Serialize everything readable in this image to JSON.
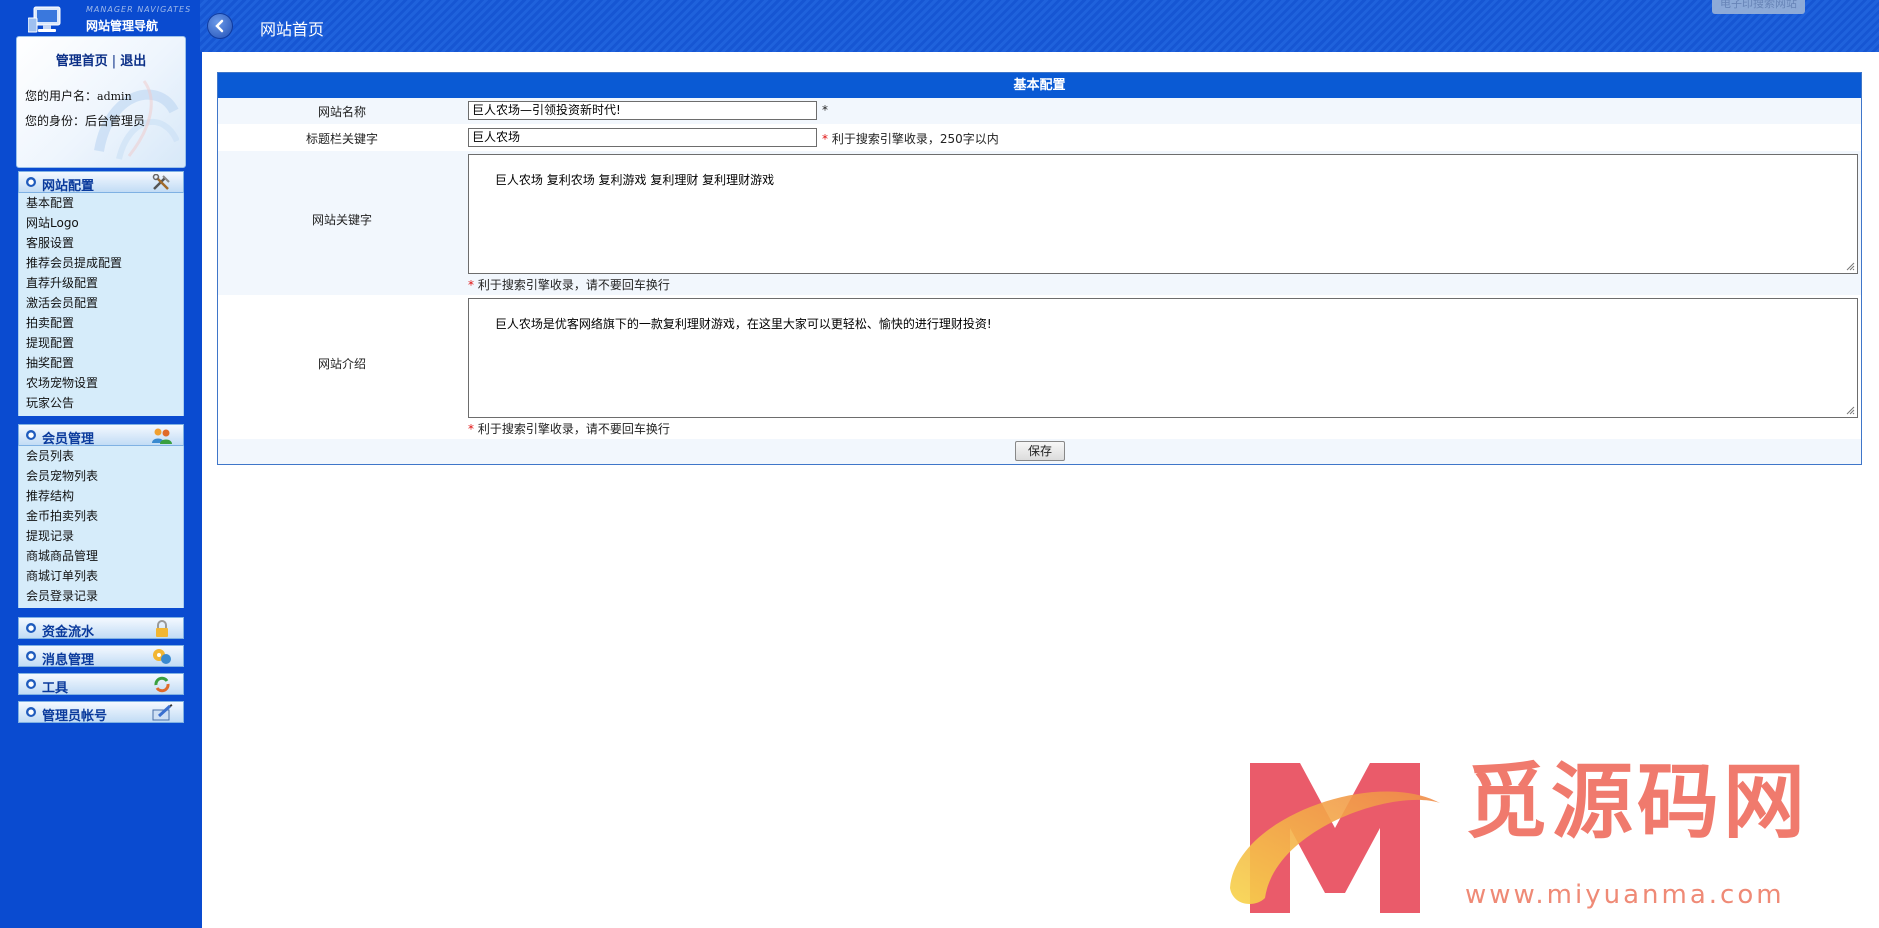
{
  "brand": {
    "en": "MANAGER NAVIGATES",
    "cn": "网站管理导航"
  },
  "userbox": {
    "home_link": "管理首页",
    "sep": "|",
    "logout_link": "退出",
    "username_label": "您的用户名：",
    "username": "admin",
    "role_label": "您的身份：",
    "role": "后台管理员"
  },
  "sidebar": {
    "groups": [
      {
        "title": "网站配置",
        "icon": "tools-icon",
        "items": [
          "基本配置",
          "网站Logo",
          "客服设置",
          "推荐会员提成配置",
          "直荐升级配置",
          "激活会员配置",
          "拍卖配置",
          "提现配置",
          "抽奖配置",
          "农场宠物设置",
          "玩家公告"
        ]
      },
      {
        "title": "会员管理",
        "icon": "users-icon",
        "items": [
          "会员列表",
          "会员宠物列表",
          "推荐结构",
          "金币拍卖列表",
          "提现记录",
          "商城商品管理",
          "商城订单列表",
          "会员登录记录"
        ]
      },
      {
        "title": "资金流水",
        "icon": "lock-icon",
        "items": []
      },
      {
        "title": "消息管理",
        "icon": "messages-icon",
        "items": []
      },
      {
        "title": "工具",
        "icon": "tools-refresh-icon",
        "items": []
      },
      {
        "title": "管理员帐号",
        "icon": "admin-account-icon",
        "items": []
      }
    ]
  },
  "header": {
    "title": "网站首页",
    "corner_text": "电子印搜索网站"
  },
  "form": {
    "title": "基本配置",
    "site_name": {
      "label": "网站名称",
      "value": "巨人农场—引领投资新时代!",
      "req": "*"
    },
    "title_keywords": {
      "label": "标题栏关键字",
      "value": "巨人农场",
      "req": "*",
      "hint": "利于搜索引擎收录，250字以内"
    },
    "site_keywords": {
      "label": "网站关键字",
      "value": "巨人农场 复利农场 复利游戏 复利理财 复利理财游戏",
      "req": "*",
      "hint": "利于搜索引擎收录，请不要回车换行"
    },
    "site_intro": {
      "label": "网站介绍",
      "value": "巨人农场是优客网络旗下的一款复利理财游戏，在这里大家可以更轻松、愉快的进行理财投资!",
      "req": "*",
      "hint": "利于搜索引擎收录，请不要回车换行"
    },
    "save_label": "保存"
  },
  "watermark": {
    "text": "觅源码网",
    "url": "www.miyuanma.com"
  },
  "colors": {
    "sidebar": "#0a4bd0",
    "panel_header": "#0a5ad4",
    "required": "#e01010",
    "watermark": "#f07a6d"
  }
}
__________
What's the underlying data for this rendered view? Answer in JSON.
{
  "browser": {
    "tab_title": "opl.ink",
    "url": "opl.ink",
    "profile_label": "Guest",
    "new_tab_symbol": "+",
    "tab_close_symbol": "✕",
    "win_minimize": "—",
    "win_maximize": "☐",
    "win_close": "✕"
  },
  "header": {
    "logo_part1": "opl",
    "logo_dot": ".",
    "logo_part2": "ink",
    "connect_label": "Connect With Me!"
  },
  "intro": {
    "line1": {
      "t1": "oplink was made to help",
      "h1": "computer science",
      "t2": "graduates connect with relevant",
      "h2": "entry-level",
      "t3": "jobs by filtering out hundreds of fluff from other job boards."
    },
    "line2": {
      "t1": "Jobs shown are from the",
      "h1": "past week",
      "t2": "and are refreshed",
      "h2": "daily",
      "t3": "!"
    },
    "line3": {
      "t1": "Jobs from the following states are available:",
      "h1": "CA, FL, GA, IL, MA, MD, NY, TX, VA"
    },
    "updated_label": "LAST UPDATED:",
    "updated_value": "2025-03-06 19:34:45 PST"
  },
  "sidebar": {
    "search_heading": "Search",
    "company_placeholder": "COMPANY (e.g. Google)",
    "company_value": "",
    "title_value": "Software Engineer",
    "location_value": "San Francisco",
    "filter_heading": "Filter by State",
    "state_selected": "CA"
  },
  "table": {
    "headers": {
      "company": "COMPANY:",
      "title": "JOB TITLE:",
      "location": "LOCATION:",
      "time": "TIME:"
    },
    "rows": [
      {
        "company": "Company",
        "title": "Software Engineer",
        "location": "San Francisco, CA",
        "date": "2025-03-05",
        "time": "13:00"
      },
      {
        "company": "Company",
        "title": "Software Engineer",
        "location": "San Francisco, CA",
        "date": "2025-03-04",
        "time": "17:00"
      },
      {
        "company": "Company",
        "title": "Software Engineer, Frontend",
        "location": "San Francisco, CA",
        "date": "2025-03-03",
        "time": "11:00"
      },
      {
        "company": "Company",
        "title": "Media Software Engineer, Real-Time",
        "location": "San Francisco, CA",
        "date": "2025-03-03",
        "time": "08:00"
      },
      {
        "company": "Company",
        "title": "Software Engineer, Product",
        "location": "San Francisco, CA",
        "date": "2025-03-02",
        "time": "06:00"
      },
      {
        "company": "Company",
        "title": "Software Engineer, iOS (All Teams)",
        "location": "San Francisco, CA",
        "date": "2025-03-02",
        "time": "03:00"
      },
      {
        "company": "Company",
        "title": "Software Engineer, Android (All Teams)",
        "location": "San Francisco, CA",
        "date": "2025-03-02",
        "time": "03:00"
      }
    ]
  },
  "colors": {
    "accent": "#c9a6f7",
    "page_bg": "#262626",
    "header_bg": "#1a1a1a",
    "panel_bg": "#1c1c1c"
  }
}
__________
◆ Task instructions
Select every line in the records above that contains the word "icon".

◆ Task solution
        "icon": "tools-icon",
        "icon": "users-icon",
        "icon": "lock-icon",
        "icon": "messages-icon",
        "icon": "tools-refresh-icon",
        "icon": "admin-account-icon",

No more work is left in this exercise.